Scientific classification
- Kingdom: Animalia
- Phylum: Chordata
- Class: Reptilia
- Order: Squamata
- Suborder: Gekkota
- Family: Gekkonidae
- Genus: Gekko
- Species: G. smithii
- Binomial name: Gekko smithii Gray, 1842
- Synonyms: Gekko smithii Gray, 1842; Platydactylus stentor Cantor, 1847; Platydactylus albomaculatus Giebel, 1861; Gecko stentor — Günther, 1864; Gecko smithii — Stoliczka, 1870; Gekko smithi — M.A. Smith, 1935; Gekko smithii — Manthey & Grossman, 1997;

= Gekko smithii =

- Genus: Gekko
- Species: smithii
- Authority: Gray, 1842
- Conservation status: LC
- Synonyms: Gekko smithii , Gray, 1842, Platydactylus stentor , Cantor, 1847, Platydactylus albomaculatus , Giebel, 1861, Gecko stentor , — Günther, 1864, Gecko smithii , — Stoliczka, 1870, Gekko smithi , — M.A. Smith, 1935, Gekko smithii , — Manthey & Grossman, 1997

Species of lizard

Gekko smithii, commonly known as Smith's green-eyed gecko or the large forest gecko, is a species of lizard in the family Gekkonidae. The species is native to mainland Southeast Asia northeastern Africa and Indonesia.

==Description==
G. smithii is one of the biggest geckos, reaching a total length (including tail) of 35 cm with a SVL of 19 cm

==Etymology==
The specific name, smithii, is in honor of Scottish zoologist Andrew Smith (1797–1872), who was the founder of the South African Museum.

==Similar species==
Species of similar appearance include Gekko taylori and Gekko gecko, as well as Gekko verreauxii (from the Andaman and Nicobar Islands) and Gekko siamensis (from central Thailand).

### Information:
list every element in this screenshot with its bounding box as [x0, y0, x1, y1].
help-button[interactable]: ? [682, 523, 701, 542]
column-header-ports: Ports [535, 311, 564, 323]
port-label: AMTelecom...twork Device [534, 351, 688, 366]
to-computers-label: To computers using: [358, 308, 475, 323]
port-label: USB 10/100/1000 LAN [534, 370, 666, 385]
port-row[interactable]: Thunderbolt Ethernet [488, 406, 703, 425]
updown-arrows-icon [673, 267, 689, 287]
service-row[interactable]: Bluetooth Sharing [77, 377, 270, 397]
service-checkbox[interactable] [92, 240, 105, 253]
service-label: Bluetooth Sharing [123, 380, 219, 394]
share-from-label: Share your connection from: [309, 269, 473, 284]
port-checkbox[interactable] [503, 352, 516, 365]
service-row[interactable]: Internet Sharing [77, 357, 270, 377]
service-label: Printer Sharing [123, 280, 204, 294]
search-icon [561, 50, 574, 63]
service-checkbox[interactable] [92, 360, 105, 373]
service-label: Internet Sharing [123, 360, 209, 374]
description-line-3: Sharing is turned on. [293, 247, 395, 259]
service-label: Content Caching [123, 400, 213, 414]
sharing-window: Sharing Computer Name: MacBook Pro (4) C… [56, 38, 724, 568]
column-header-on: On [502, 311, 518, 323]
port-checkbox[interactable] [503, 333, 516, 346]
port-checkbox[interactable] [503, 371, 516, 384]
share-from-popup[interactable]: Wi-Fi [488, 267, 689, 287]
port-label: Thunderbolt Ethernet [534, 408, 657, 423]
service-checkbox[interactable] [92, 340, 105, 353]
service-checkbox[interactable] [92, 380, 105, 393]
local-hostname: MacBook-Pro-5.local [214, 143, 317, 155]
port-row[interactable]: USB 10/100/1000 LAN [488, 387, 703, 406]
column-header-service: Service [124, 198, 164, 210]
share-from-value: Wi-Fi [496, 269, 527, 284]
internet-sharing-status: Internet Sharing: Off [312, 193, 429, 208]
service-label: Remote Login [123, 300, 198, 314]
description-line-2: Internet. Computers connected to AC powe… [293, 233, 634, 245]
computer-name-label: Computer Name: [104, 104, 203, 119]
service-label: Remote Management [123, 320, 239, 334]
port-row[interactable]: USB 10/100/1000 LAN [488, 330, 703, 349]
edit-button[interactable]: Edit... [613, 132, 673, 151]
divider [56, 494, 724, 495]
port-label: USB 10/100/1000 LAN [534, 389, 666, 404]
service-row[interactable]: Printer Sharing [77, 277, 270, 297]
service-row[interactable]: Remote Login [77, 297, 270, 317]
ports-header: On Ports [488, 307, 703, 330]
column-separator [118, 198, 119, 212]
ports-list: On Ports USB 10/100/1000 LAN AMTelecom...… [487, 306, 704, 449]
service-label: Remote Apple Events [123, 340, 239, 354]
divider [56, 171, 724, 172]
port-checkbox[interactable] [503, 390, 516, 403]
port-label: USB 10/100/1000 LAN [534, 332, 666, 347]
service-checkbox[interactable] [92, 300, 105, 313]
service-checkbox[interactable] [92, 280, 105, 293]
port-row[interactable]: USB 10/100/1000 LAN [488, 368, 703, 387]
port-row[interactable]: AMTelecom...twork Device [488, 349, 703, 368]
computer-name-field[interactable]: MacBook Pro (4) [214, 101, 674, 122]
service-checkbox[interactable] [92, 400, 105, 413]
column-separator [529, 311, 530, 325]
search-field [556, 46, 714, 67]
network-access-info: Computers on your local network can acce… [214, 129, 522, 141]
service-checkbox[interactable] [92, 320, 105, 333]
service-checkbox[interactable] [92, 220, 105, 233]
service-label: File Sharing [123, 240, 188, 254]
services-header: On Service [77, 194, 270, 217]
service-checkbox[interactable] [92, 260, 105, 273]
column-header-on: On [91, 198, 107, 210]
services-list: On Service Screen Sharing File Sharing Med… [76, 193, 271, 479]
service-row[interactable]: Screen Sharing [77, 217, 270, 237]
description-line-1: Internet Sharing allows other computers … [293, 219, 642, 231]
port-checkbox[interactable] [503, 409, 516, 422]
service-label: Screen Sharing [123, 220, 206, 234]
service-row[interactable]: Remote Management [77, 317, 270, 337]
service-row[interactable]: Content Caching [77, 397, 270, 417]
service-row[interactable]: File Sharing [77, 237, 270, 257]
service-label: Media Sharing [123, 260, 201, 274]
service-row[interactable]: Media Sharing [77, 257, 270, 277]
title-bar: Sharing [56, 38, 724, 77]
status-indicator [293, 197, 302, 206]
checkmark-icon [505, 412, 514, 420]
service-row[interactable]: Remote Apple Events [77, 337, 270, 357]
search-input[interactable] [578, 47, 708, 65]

### Study questions:
• a. In the Gekko smithii text, who is the species' specific name meant to honor?
• b. Turn the paragraph of the Gekko smithii text beginning "Species of similar appearance include" into a short list.

### Your written answers:
• a. It honors Scottish zoologist Andrew Smith (1797–1872), founder of the South African Museum.

• b.
Species that look similar:
- Gekko taylori
- Gekko gecko
- Gekko verreauxii (Andaman and Nicobar Islands)
- Gekko siamensis (central Thailand)